To be done:
Search the listing below for the word "Ctrl" and copy each line that holds it.

Provided entries:
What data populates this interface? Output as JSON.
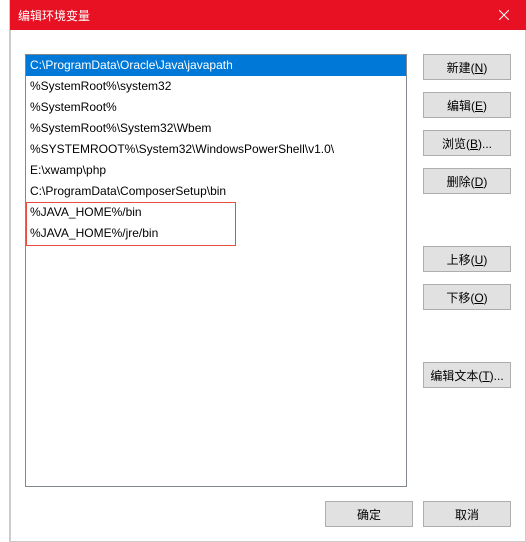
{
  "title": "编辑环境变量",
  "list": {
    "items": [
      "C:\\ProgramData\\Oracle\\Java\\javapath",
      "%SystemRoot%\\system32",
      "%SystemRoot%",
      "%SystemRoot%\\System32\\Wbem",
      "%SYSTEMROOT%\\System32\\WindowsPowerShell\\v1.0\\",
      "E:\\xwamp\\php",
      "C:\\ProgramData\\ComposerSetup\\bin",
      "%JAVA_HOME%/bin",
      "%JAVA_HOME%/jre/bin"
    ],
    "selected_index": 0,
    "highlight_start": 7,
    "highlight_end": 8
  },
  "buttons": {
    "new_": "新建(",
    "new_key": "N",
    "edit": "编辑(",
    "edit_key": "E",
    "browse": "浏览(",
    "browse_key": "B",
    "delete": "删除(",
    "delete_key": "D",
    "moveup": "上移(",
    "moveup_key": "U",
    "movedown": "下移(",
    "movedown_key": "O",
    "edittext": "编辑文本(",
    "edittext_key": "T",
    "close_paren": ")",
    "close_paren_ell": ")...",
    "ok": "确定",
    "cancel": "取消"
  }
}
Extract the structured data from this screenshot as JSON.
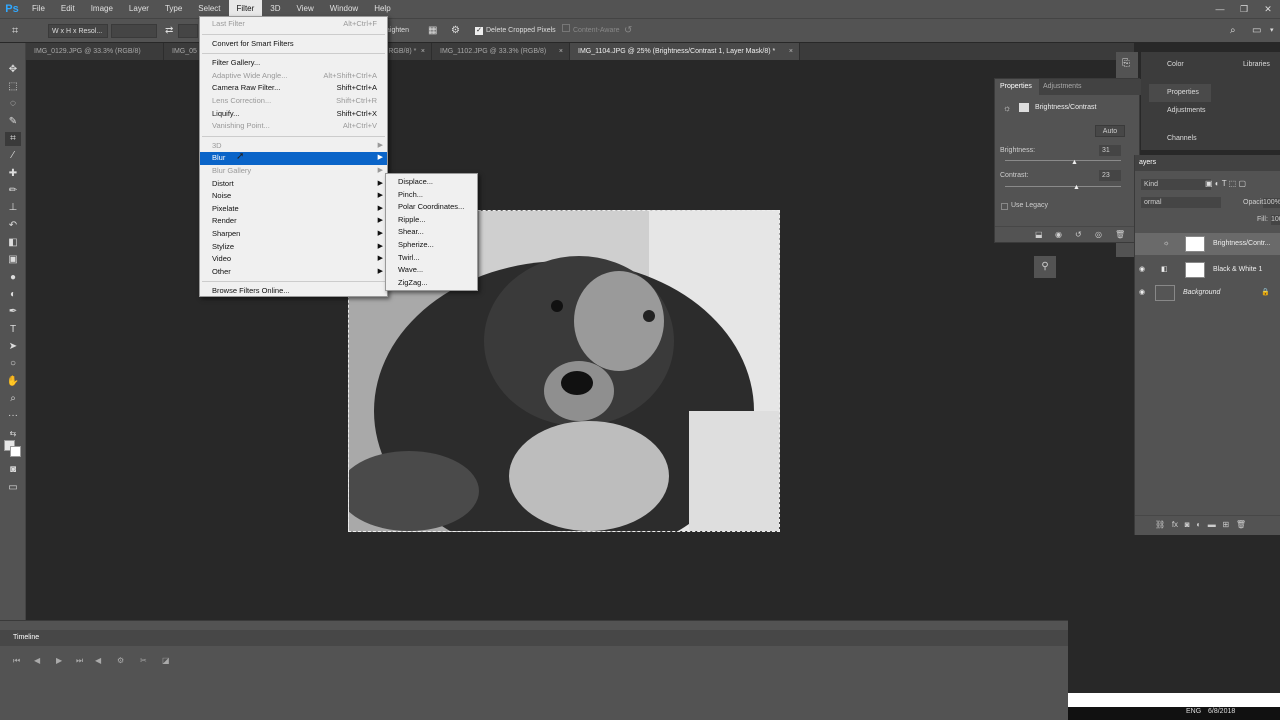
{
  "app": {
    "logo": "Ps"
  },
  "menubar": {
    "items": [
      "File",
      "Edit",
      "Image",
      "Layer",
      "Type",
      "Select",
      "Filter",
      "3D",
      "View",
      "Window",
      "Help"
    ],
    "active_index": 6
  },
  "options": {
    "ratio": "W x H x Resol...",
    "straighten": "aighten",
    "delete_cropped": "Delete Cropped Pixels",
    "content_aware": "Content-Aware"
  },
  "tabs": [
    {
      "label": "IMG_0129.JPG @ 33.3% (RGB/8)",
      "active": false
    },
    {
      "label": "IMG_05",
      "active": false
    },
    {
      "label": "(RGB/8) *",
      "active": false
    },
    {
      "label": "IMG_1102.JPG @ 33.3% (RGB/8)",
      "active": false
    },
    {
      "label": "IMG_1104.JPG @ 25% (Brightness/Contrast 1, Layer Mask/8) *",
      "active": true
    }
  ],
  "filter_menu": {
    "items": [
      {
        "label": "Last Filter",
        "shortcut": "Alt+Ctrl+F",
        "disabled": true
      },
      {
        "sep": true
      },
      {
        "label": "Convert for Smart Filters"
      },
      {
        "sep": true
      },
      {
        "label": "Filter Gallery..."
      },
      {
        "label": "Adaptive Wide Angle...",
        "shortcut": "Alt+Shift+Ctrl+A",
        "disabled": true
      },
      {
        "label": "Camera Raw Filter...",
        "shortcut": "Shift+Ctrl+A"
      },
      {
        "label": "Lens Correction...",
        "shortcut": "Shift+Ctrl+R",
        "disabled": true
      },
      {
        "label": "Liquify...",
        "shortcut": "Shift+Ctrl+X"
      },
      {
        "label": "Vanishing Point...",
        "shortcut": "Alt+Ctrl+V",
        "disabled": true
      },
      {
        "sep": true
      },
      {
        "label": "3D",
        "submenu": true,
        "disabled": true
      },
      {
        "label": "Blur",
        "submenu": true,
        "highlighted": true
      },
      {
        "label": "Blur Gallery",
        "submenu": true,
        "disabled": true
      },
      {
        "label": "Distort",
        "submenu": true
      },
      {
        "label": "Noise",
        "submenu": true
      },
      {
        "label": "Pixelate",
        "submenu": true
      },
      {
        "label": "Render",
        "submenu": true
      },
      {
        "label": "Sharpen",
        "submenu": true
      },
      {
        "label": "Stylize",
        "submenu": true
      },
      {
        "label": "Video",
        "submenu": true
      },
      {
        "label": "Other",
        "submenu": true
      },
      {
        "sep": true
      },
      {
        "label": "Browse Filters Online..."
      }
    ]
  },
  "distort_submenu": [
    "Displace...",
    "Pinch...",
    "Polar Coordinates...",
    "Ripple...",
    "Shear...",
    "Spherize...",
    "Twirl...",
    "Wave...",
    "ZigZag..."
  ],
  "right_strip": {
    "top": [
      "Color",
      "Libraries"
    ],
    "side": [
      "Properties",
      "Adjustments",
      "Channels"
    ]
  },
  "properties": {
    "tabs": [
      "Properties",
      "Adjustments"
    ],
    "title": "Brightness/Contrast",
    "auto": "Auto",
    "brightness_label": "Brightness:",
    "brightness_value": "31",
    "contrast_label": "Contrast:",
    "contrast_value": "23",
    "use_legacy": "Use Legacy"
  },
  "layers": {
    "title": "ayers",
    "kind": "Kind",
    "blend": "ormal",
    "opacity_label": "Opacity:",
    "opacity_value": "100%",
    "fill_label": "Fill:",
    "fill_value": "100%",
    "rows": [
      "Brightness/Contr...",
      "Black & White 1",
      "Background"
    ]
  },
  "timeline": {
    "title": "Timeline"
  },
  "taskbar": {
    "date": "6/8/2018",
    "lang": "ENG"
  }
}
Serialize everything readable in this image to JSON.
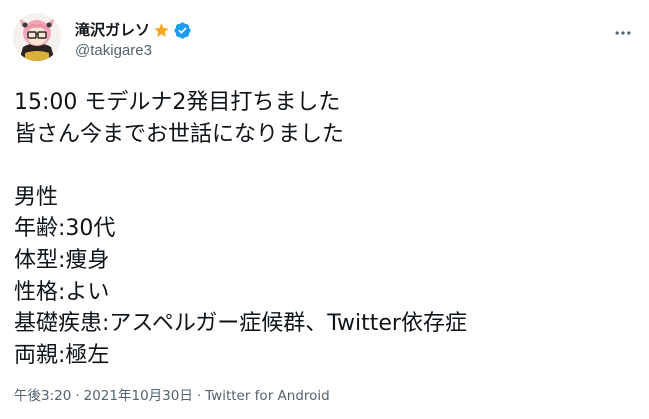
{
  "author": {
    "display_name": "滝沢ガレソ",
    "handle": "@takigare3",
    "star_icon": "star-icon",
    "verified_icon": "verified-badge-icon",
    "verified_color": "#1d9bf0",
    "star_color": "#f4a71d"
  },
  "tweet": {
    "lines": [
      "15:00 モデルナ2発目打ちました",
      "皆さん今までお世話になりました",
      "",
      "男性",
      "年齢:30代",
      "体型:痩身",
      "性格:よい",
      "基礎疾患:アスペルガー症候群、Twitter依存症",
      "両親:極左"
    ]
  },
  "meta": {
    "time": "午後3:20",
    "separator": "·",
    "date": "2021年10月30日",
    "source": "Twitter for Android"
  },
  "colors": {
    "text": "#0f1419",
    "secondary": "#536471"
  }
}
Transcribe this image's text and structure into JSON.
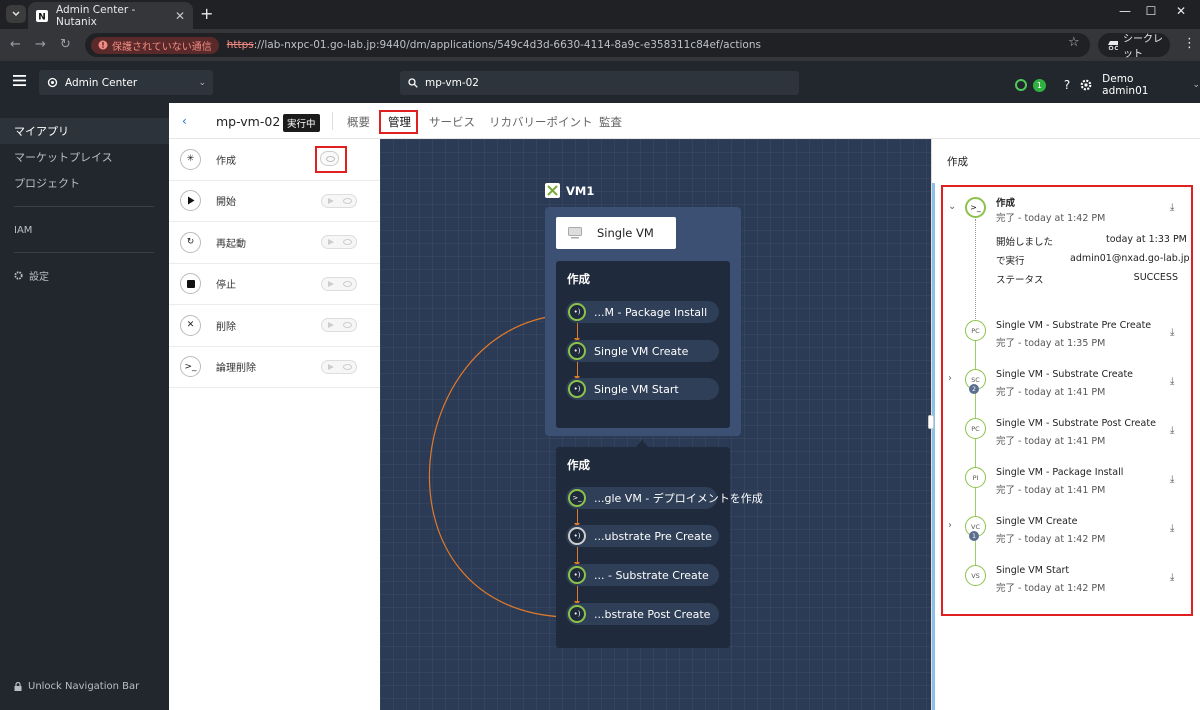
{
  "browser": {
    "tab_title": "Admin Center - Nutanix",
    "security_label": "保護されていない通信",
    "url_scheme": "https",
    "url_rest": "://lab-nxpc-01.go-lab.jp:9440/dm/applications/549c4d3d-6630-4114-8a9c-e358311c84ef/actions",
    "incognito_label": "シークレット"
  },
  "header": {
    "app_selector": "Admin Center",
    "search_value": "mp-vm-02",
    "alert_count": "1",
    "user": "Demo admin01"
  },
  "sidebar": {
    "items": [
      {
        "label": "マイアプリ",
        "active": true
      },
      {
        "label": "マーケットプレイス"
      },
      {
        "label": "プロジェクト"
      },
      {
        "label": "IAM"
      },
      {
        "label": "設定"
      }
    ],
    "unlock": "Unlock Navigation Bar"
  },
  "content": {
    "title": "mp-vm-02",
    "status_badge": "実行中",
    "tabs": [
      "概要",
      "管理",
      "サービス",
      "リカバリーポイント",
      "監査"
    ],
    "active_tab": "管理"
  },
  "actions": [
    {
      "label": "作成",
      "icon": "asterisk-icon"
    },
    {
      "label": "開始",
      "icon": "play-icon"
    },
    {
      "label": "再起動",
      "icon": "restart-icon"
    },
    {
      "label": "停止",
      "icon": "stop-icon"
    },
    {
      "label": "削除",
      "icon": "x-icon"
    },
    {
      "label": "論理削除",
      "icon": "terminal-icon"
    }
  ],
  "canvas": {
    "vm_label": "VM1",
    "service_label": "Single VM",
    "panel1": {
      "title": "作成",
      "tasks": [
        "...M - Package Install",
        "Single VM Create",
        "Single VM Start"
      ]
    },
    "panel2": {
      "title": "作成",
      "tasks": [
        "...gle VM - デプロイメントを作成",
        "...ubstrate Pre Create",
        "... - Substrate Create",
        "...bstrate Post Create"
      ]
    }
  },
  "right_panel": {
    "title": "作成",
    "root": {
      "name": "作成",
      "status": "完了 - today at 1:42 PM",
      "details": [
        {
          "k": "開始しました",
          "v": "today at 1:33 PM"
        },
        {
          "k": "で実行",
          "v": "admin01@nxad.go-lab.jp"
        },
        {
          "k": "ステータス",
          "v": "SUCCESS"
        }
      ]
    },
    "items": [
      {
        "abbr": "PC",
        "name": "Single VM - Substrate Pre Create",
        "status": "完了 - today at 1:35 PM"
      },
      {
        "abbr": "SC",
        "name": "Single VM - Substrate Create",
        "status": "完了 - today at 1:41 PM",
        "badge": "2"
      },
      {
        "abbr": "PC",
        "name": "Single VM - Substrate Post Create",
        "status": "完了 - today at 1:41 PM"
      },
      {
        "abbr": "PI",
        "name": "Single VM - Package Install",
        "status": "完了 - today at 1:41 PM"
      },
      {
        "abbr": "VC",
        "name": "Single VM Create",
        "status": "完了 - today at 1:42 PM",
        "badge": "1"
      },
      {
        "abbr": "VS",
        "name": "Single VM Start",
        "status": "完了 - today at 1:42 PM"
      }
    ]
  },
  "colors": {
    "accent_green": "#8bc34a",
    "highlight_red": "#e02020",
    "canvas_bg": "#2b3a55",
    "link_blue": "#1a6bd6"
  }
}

Solved exercise:
        "shortcut": "Alt+Ctrl+F",
        "shortcut": "Alt+Shift+Ctrl+A",
        "shortcut": "Shift+Ctrl+A"
        "shortcut": "Shift+Ctrl+R",
        "shortcut": "Shift+Ctrl+X"
        "shortcut": "Alt+Ctrl+V",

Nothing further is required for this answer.